● **GIVEN ENTRIES**:
§ §

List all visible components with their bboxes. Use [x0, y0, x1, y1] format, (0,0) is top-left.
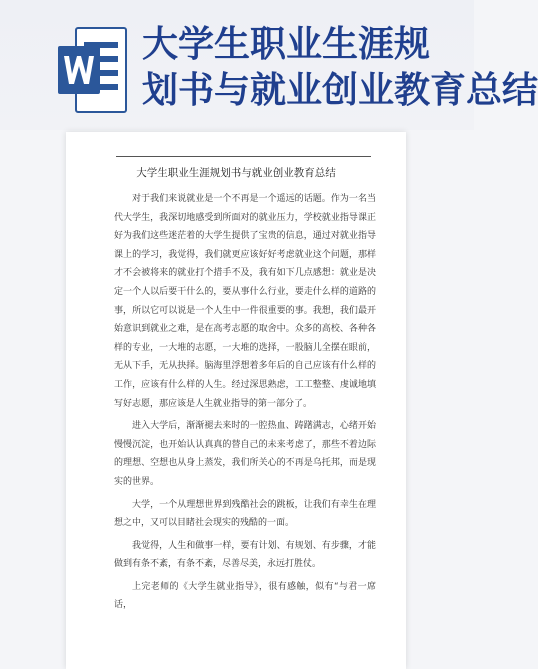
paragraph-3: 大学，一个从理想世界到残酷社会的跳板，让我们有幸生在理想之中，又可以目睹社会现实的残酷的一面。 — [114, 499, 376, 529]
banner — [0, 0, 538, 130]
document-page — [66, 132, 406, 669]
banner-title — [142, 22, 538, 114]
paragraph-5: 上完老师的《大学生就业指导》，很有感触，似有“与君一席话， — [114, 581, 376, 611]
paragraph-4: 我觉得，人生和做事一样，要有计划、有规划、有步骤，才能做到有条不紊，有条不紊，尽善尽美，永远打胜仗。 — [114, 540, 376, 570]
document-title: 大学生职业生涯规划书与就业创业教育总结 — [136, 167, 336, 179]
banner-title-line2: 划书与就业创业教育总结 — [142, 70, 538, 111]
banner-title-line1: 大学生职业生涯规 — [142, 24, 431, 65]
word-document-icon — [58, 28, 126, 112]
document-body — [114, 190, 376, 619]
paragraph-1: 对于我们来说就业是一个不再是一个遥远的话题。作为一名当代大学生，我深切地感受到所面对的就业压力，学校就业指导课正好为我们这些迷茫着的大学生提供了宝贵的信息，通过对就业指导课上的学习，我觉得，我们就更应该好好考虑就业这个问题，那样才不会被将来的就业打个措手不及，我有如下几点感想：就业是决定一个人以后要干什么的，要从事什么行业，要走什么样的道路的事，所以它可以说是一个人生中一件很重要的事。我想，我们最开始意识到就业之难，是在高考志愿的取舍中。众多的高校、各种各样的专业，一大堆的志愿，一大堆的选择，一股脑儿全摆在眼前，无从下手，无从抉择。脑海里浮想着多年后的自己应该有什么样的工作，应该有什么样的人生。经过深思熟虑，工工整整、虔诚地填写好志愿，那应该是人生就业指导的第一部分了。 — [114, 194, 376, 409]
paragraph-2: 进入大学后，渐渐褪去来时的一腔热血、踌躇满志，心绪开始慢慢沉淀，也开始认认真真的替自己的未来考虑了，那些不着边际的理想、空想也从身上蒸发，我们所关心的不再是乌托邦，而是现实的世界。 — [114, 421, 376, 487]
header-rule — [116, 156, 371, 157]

§ §

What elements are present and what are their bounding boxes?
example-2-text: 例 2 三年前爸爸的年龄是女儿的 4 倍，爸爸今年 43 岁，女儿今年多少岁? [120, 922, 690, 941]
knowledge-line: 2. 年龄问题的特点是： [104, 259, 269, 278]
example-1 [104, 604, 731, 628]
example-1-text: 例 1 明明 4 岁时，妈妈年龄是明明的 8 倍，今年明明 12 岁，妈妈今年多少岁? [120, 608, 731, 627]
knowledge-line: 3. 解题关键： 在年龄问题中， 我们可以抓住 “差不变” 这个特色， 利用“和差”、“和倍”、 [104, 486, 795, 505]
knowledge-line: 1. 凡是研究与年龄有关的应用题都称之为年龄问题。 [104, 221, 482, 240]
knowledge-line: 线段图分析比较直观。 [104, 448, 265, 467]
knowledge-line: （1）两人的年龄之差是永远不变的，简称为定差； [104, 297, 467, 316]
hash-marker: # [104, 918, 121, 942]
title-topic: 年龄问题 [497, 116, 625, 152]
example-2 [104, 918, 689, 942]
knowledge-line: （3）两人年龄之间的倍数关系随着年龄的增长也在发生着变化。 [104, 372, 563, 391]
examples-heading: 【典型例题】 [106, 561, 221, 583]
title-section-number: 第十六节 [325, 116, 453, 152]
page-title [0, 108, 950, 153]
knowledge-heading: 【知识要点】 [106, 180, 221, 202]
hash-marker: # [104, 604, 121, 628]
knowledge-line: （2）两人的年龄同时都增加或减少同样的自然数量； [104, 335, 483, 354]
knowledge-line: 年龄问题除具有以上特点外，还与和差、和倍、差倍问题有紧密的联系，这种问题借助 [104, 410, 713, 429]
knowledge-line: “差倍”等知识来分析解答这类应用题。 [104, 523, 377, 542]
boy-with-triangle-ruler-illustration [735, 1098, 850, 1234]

§ §

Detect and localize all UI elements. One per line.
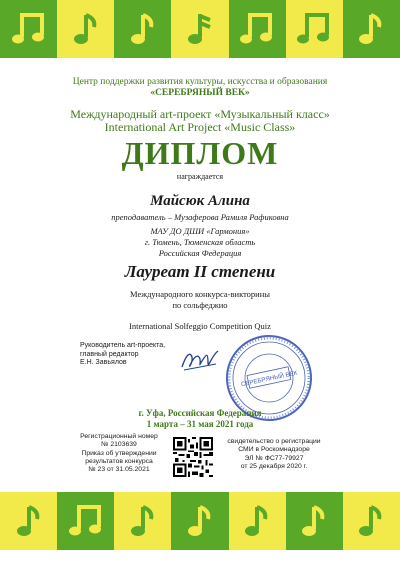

§ §

● **SET EXERCISE**: Convert the rows above, from the line containing "What elements are" through the line containing "boy-with-triangle-ruler-illustration [735, 1098, 850, 1234]", into a JSON list of strings with one string per line, omitting any blank lines.

● **RESULT OF THIS EXERCISE**:
[
  "What elements are present and what are their bounding boxes?",
  "example-2-text: 例 2 三年前爸爸的年龄是女儿的 4 倍，爸爸今年 43 岁，女儿今年多少岁? [120, 922, 690, 941]",
  "knowledge-line: 2. 年龄问题的特点是： [104, 259, 269, 278]",
  "example-1 [104, 604, 731, 628]",
  "example-1-text: 例 1 明明 4 岁时，妈妈年龄是明明的 8 倍，今年明明 12 岁，妈妈今年多少岁? [120, 608, 731, 627]",
  "knowledge-line: 3. 解题关键： 在年龄问题中， 我们可以抓住 “差不变” 这个特色， 利用“和差”、“和倍”、 [104, 486, 795, 505]",
  "knowledge-line: 1. 凡是研究与年龄有关的应用题都称之为年龄问题。 [104, 221, 482, 240]",
  "knowledge-line: 线段图分析比较直观。 [104, 448, 265, 467]",
  "knowledge-line: （1）两人的年龄之差是永远不变的，简称为定差； [104, 297, 467, 316]",
  "hash-marker: # [104, 918, 121, 942]",
  "title-topic: 年龄问题 [497, 116, 625, 152]",
  "example-2 [104, 918, 689, 942]",
  "knowledge-line: （3）两人年龄之间的倍数关系随着年龄的增长也在发生着变化。 [104, 372, 563, 391]",
  "examples-heading: 【典型例题】 [106, 561, 221, 583]",
  "title-section-number: 第十六节 [325, 116, 453, 152]",
  "page-title [0, 108, 950, 153]",
  "knowledge-heading: 【知识要点】 [106, 180, 221, 202]",
  "hash-marker: # [104, 604, 121, 628]",
  "knowledge-line: （2）两人的年龄同时都增加或减少同样的自然数量； [104, 335, 483, 354]",
  "knowledge-line: 年龄问题除具有以上特点外，还与和差、和倍、差倍问题有紧密的联系，这种问题借助 [104, 410, 713, 429]",
  "knowledge-line: “差倍”等知识来分析解答这类应用题。 [104, 523, 377, 542]",
  "boy-with-triangle-ruler-illustration [735, 1098, 850, 1234]"
]